All of the data should be output character for character, except the pictures.

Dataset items
— Start —

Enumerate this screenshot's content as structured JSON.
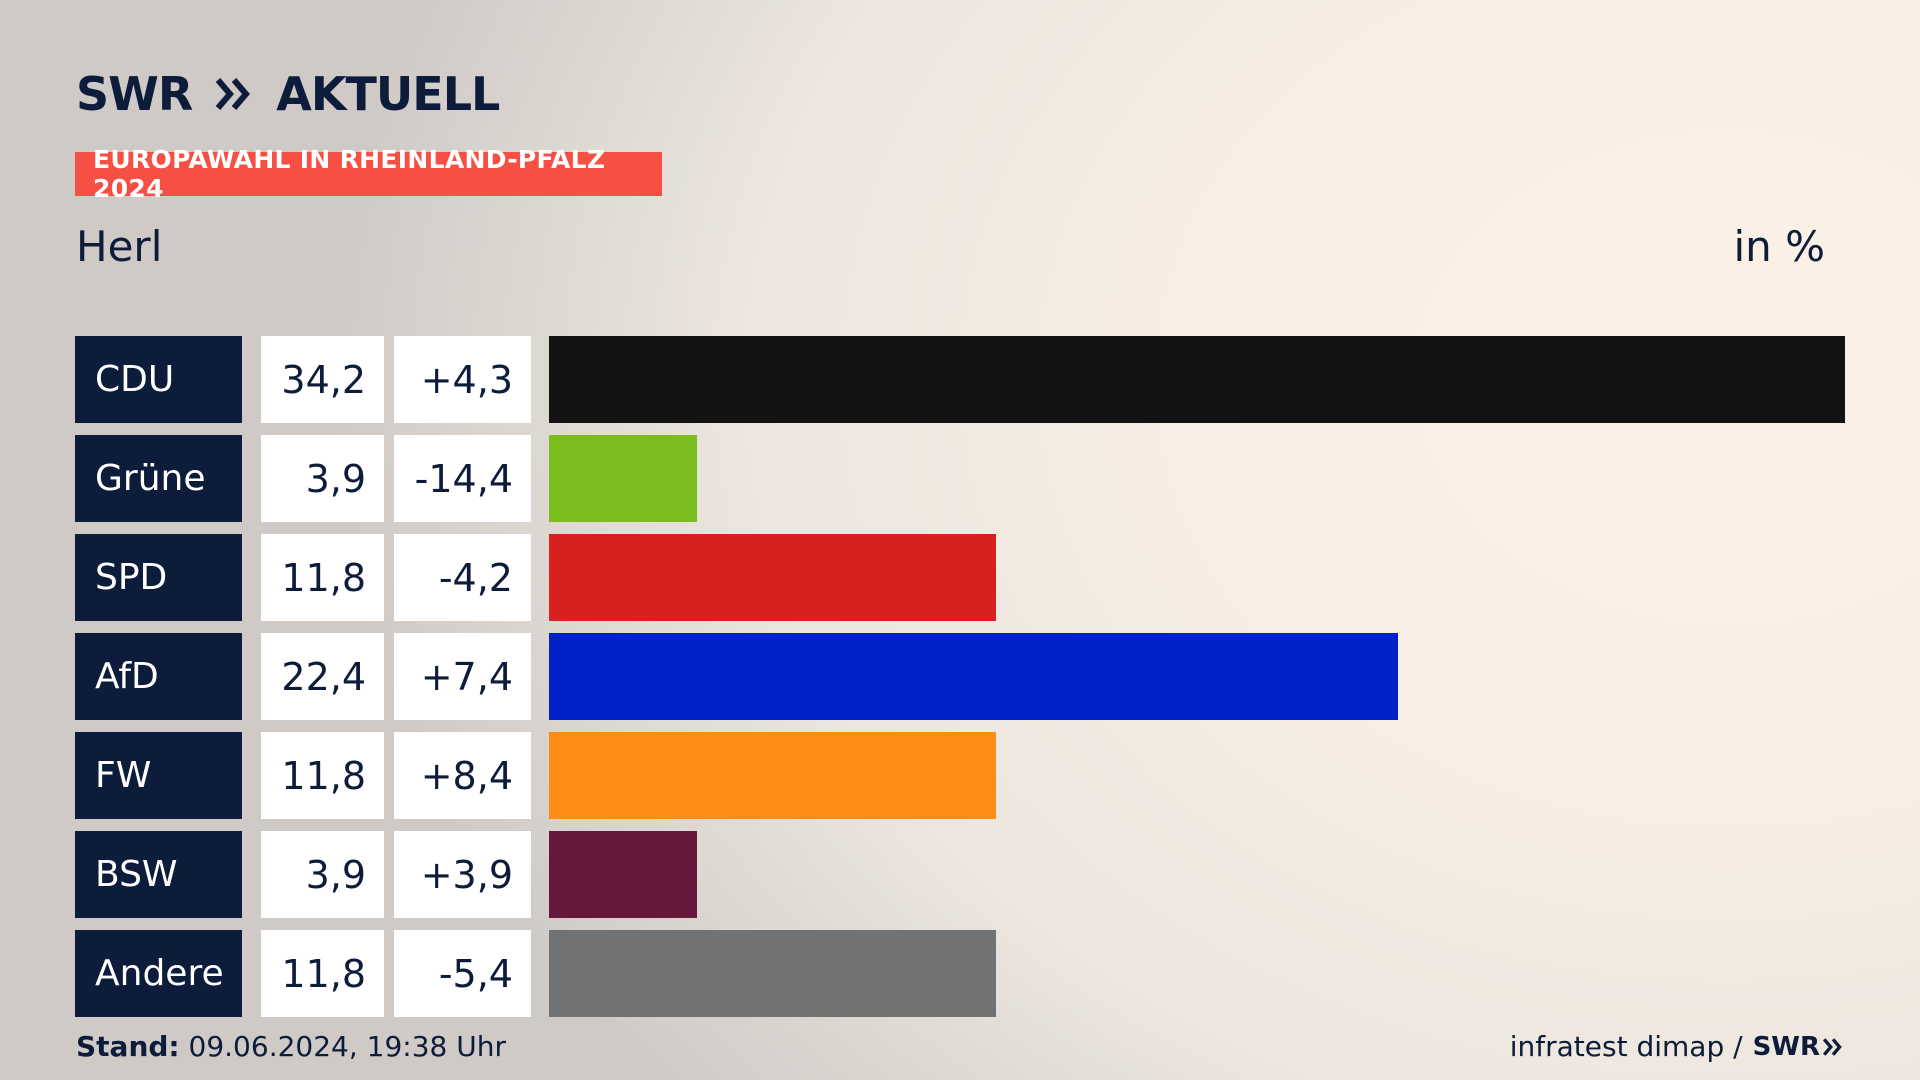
{
  "brand": {
    "logo_swr": "SWR",
    "logo_aktuell": "AKTUELL",
    "footer_logo": "SWR"
  },
  "header": {
    "badge": "EUROPAWAHL IN RHEINLAND-PFALZ 2024",
    "region": "Herl",
    "unit": "in %"
  },
  "footer": {
    "stand_label": "Stand:",
    "stand_value": "09.06.2024, 19:38 Uhr",
    "source": "infratest dimap /"
  },
  "colors": {
    "navy": "#0c1c3a",
    "badge": "#f55043"
  },
  "chart_data": {
    "type": "bar",
    "orientation": "horizontal",
    "unit": "in %",
    "categories": [
      "CDU",
      "Grüne",
      "SPD",
      "AfD",
      "FW",
      "BSW",
      "Andere"
    ],
    "values": [
      34.2,
      3.9,
      11.8,
      22.4,
      11.8,
      3.9,
      11.8
    ],
    "value_labels": [
      "34,2",
      "3,9",
      "11,8",
      "22,4",
      "11,8",
      "3,9",
      "11,8"
    ],
    "change_labels": [
      "+4,3",
      "-14,4",
      "-4,2",
      "+7,4",
      "+8,4",
      "+3,9",
      "-5,4"
    ],
    "changes": [
      4.3,
      -14.4,
      -4.2,
      7.4,
      8.4,
      3.9,
      -5.4
    ],
    "colors": [
      "#131313",
      "#7bbd1e",
      "#d72020",
      "#0022c8",
      "#ff8c16",
      "#66183c",
      "#717273"
    ],
    "xlim": [
      0,
      34.2
    ]
  }
}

— End —

Result for this exercise.
Enumerate this screenshot's content as structured JSON.
{
  "brand": {
    "logo_swr": "SWR",
    "logo_aktuell": "AKTUELL",
    "footer_logo": "SWR"
  },
  "header": {
    "badge": "EUROPAWAHL IN RHEINLAND-PFALZ 2024",
    "region": "Herl",
    "unit": "in %"
  },
  "footer": {
    "stand_label": "Stand:",
    "stand_value": "09.06.2024, 19:38 Uhr",
    "source": "infratest dimap /"
  },
  "colors": {
    "navy": "#0c1c3a",
    "badge": "#f55043"
  },
  "chart_data": {
    "type": "bar",
    "orientation": "horizontal",
    "unit": "in %",
    "categories": [
      "CDU",
      "Grüne",
      "SPD",
      "AfD",
      "FW",
      "BSW",
      "Andere"
    ],
    "values": [
      34.2,
      3.9,
      11.8,
      22.4,
      11.8,
      3.9,
      11.8
    ],
    "value_labels": [
      "34,2",
      "3,9",
      "11,8",
      "22,4",
      "11,8",
      "3,9",
      "11,8"
    ],
    "change_labels": [
      "+4,3",
      "-14,4",
      "-4,2",
      "+7,4",
      "+8,4",
      "+3,9",
      "-5,4"
    ],
    "changes": [
      4.3,
      -14.4,
      -4.2,
      7.4,
      8.4,
      3.9,
      -5.4
    ],
    "colors": [
      "#131313",
      "#7bbd1e",
      "#d72020",
      "#0022c8",
      "#ff8c16",
      "#66183c",
      "#717273"
    ],
    "xlim": [
      0,
      34.2
    ]
  }
}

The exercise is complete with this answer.